SHORT PROBLEM:
What is needed here is an exact copy of every entry.

STORED DATA:

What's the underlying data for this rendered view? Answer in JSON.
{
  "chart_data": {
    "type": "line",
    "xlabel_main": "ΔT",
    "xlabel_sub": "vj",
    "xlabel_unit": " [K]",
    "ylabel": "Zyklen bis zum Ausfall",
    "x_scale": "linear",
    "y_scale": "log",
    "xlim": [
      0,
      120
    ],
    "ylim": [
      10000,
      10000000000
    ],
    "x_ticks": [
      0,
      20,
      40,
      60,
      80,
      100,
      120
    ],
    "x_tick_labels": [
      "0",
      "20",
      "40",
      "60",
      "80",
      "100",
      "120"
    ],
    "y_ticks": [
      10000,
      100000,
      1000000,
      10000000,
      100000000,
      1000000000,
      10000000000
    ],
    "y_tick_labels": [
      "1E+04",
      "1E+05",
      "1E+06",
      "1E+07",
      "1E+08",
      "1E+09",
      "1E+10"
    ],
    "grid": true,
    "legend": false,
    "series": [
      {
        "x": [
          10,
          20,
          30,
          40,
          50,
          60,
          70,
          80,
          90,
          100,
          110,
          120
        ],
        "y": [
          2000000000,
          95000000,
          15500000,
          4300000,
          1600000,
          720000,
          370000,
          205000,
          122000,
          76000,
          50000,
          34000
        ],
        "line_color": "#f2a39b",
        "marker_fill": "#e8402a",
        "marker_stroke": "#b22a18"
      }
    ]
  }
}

COMPLETE ANSWER:
What's the underlying data for this rendered view? Answer in JSON.
{
  "chart_data": {
    "type": "line",
    "xlabel_main": "ΔT",
    "xlabel_sub": "vj",
    "xlabel_unit": " [K]",
    "ylabel": "Zyklen bis zum Ausfall",
    "x_scale": "linear",
    "y_scale": "log",
    "xlim": [
      0,
      120
    ],
    "ylim": [
      10000,
      10000000000
    ],
    "x_ticks": [
      0,
      20,
      40,
      60,
      80,
      100,
      120
    ],
    "x_tick_labels": [
      "0",
      "20",
      "40",
      "60",
      "80",
      "100",
      "120"
    ],
    "y_ticks": [
      10000,
      100000,
      1000000,
      10000000,
      100000000,
      1000000000,
      10000000000
    ],
    "y_tick_labels": [
      "1E+04",
      "1E+05",
      "1E+06",
      "1E+07",
      "1E+08",
      "1E+09",
      "1E+10"
    ],
    "grid": true,
    "legend": false,
    "series": [
      {
        "x": [
          10,
          20,
          30,
          40,
          50,
          60,
          70,
          80,
          90,
          100,
          110,
          120
        ],
        "y": [
          2000000000,
          95000000,
          15500000,
          4300000,
          1600000,
          720000,
          370000,
          205000,
          122000,
          76000,
          50000,
          34000
        ],
        "line_color": "#f2a39b",
        "marker_fill": "#e8402a",
        "marker_stroke": "#b22a18"
      }
    ]
  }
}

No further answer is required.